> **Work required**
Locate the line containing "What data populates", then please write out that line and all the lines below it in the entries exactly.

##### Data in this exercise

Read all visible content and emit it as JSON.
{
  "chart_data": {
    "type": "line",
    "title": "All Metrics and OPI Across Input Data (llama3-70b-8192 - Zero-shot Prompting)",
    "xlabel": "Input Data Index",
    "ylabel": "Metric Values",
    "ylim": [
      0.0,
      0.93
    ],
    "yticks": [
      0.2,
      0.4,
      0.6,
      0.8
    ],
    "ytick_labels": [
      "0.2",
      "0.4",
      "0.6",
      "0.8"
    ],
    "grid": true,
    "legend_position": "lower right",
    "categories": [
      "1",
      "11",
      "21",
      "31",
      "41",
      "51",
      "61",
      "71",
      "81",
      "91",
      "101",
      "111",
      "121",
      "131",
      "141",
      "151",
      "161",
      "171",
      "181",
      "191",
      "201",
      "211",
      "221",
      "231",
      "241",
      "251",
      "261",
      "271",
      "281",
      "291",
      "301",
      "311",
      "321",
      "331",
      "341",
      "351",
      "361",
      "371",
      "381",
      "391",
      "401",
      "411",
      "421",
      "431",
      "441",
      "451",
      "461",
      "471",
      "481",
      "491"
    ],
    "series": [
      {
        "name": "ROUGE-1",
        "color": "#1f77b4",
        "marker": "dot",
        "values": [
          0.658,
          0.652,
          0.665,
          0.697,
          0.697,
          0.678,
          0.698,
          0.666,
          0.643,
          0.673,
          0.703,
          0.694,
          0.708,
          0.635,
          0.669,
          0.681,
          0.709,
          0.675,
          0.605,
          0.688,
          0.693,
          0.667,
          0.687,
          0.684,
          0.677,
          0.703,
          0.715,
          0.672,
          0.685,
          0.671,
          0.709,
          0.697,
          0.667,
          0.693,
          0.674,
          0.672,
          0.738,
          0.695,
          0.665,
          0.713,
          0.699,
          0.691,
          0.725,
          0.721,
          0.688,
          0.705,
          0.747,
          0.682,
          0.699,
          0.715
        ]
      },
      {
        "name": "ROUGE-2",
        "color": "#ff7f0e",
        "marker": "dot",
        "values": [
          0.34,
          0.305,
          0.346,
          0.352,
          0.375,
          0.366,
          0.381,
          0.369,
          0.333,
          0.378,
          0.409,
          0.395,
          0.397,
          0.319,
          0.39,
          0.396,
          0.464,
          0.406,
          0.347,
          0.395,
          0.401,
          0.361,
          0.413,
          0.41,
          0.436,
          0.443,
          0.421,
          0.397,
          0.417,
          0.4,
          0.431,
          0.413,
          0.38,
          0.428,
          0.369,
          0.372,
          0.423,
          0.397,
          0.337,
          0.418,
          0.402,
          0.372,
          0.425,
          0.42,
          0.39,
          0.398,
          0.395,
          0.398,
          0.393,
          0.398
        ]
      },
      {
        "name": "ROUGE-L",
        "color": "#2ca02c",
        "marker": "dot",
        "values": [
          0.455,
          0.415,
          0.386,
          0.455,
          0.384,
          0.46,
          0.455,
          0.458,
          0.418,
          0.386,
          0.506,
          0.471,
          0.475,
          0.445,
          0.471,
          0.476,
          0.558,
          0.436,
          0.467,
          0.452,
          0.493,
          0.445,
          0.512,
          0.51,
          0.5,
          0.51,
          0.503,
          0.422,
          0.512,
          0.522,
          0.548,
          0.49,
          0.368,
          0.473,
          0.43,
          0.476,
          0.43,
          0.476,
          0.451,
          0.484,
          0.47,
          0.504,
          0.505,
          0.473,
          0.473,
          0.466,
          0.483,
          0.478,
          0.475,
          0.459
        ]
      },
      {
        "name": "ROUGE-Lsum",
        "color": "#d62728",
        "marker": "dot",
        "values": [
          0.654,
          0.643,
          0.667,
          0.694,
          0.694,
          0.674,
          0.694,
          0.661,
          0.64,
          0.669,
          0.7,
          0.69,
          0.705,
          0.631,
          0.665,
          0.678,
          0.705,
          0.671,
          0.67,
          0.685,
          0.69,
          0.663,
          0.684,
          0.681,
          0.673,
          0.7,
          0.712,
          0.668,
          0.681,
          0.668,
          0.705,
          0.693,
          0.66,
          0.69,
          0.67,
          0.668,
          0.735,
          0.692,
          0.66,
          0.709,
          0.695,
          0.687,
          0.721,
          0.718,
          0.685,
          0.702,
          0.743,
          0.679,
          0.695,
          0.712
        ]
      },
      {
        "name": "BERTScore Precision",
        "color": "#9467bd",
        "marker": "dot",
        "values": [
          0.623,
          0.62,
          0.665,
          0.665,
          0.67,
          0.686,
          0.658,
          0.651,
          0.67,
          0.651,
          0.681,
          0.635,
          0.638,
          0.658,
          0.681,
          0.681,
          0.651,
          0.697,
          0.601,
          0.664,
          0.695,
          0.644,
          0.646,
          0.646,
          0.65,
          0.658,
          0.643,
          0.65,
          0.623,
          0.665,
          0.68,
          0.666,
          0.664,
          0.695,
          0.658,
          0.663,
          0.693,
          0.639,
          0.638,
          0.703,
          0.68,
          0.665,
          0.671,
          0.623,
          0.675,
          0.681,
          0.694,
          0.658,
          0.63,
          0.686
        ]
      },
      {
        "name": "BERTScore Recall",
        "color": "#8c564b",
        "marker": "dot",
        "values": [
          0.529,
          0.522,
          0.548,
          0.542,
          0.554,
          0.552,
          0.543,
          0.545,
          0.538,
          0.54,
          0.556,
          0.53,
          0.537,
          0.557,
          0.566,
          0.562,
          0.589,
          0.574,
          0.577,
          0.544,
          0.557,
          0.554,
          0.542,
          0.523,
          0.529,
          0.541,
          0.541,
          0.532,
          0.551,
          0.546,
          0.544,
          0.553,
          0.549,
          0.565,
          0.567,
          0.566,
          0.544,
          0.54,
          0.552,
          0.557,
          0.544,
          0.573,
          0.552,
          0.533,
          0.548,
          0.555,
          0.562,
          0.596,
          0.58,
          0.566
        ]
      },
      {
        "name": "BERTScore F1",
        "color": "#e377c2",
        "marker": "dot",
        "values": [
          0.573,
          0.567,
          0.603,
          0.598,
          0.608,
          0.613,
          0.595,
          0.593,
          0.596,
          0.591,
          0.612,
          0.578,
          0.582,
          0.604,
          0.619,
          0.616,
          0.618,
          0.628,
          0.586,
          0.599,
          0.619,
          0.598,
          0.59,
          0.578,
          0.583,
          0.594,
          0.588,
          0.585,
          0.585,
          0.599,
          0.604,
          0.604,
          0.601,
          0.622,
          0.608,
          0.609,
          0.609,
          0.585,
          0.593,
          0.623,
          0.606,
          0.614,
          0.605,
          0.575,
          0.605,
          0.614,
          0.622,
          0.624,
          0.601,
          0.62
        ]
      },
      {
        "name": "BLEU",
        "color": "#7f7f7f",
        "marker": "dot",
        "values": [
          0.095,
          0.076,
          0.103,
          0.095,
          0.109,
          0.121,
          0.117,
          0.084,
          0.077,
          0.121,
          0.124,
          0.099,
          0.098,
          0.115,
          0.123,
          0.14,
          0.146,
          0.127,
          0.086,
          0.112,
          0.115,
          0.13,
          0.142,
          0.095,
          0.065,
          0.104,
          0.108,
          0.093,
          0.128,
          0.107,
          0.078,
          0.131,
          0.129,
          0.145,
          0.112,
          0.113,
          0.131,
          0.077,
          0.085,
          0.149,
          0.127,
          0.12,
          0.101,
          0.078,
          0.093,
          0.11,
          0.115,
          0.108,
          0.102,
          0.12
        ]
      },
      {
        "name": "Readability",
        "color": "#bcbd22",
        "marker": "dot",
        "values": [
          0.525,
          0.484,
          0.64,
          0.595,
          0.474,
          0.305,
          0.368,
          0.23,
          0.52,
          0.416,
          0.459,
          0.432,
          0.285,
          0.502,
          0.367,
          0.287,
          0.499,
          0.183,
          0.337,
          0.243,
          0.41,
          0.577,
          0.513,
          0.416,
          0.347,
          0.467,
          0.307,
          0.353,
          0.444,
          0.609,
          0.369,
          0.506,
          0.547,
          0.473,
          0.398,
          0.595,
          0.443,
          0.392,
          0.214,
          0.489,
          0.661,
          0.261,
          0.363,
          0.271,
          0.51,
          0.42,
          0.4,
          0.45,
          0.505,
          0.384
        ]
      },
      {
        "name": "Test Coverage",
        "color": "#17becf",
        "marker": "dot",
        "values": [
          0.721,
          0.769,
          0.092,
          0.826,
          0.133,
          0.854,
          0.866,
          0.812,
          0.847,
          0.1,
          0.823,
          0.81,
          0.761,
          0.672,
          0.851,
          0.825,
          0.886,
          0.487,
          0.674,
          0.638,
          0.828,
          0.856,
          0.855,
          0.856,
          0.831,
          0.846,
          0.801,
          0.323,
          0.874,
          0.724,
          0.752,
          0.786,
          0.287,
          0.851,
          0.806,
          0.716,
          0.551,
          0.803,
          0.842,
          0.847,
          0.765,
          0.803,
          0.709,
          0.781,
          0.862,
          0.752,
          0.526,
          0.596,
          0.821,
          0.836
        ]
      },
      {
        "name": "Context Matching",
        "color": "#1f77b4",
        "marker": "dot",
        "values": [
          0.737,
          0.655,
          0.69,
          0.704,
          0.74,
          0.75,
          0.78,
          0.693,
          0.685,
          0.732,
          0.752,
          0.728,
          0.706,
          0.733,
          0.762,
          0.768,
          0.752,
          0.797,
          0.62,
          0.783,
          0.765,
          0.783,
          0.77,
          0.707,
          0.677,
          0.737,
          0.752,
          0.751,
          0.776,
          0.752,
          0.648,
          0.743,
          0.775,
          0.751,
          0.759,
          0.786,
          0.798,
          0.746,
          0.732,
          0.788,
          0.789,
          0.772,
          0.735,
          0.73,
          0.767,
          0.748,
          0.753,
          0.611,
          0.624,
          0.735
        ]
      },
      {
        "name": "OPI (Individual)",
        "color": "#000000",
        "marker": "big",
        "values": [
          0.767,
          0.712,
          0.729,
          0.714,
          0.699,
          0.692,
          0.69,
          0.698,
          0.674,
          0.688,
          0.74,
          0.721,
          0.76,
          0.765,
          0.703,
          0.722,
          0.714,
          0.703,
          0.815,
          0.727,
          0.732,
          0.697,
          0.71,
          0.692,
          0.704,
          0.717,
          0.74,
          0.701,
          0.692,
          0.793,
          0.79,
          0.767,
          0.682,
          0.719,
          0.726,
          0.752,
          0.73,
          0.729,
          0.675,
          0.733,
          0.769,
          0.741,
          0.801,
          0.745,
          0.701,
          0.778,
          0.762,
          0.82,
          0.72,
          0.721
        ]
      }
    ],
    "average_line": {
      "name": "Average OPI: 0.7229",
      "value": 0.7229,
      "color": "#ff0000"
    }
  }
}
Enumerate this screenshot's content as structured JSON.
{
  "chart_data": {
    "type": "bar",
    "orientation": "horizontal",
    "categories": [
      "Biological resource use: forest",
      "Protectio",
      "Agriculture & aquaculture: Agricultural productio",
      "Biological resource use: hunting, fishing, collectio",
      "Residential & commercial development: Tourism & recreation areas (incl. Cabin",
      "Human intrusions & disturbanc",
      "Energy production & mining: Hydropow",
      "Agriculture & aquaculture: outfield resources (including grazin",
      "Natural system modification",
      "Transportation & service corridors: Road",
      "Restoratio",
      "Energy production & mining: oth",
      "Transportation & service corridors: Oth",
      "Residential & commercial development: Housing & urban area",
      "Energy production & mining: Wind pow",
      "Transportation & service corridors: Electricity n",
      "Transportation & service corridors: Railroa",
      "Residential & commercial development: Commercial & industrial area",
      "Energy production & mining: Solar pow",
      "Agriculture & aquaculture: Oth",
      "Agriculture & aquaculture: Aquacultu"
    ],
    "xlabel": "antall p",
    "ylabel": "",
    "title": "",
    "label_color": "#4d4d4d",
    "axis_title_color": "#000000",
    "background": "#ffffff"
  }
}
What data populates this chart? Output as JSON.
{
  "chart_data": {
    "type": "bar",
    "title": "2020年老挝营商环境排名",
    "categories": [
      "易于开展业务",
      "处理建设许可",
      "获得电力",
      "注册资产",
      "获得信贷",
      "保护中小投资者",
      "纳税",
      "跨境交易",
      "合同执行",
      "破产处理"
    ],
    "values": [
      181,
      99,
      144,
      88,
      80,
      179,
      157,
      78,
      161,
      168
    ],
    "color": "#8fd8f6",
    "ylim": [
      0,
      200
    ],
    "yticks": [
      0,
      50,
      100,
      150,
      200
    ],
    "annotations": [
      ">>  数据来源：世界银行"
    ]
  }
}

##########

> **Reply**
What data populates this chart? Output as JSON.
{
  "chart_data": {
    "type": "bar",
    "title": "2020年老挝营商环境排名",
    "categories": [
      "易于开展业务",
      "处理建设许可",
      "获得电力",
      "注册资产",
      "获得信贷",
      "保护中小投资者",
      "纳税",
      "跨境交易",
      "合同执行",
      "破产处理"
    ],
    "values": [
      181,
      99,
      144,
      88,
      80,
      179,
      157,
      78,
      161,
      168
    ],
    "color": "#8fd8f6",
    "ylim": [
      0,
      200
    ],
    "yticks": [
      0,
      50,
      100,
      150,
      200
    ],
    "annotations": [
      ">>  数据来源：世界银行"
    ]
  }
}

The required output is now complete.